**Página:**
----

6 de outubro de 2012

Empreendimento de turismo


1ª Vara Judicial da Comarca de Socorro
Autos nº 563/2010              
Autor:                       G
Réus:                        A
                                 B
                                 C e
                                 D

S  E  N  T  E  N  Ç  A

Vistos.
1. Relatório:
G ajuizou pedido pretendendo a outorga da escritura pública definitiva com relação à compra de parte ideal de imóvel, de indenização por danos materiais e por danos morais, em razão de que os réus descumpriram com sua obrigação contratual de após a conclusão do procedimento de retificação de área realizar a outorga da escritura (fls. 2-7).

----

**Material coletado:**
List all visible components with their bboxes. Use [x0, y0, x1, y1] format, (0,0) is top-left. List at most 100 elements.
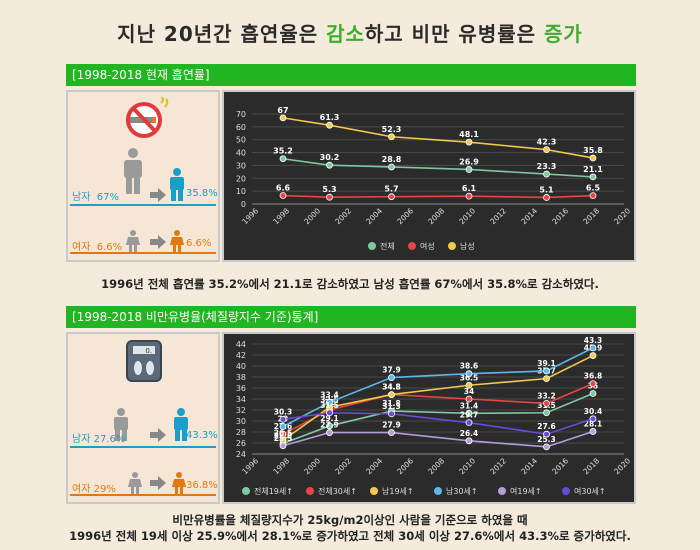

----

**Ações a realizar:**
**a)** Responda com base na sentença:
(i) Qual é o número dos autos?
(ii) Qual vara judicial aparece no cabeçalho?
(iii) Em quais folhas está o pedido do autor, segundo o relatório?
**b)** Redigite um trecho da sentença. Comece nas palavras "1ª Vara Judicial" e pare logo depois de "escritura (fls. 2-7).".
**c)** Prolongue a sentença judicial sobre a escritura do imóvel a partir do ponto em que ela termina.
O material não tem nenhum papel nesta atividade.

**Resultados do exercício:**
**a)**
(i) 563/2010
(ii) 1ª Vara Judicial da Comarca de Socorro
(iii) fls. 2-7

**b)**
1ª Vara Judicial da Comarca de Socorro
Autos nº 563/2010              
Autor:                       G
Réus:                        A
                                 B
                                 C e
                                 D

S  E  N  T  E  N  Ç  A

Vistos.
1. Relatório:
G ajuizou pedido pretendendo a outorga da escritura pública definitiva com relação à compra de parte ideal de imóvel, de indenização por danos materiais e por danos morais, em razão de que os réus descumpriram com sua obrigação contratual de após a conclusão do procedimento de retificação de área realizar a outorga da escritura (fls. 2-7).

**c)**
O pólo passivo apresentou defesa sustentando preliminares de ilegitimidade, carência e inadequação, bem como contrariando o mérito sob o argumento de que não houve recusa na outorga da escritura (porque sequer teriam sido notificados), de que o autor não cuidou de pagar os tributos referentes à sua parte ideal e aduzindo não estarem presentes danos materiais e morais (fls. 153-156).
Houve réplica (fls. 153-156).
O processo foi saneado, com afastamento das preliminares de inadequação e ilegitimidade (fls. 153-156).
Durante a instrução foram inquiridas três testemunhas (fls. 186-191, 192-197 e 198-201).
As partes apresentaram alegações finais (fls. 206 e 211-213).
É o relatório. Decido.

2. Fundamentação:
Rejeito a preliminar de carência. Os pedidos do autor encontram interesse processual, pois a parte ré apresentou resistência ao pedido de outorga da escritura (incorrendo, pois, em mora pelo menos desde a citação) e mesmo durante o curso do processo em nenhum momento cuidou de providenciar a outorga da escritura definitiva.
Quanto ao mérito, a pretensão é parcialmente procedente.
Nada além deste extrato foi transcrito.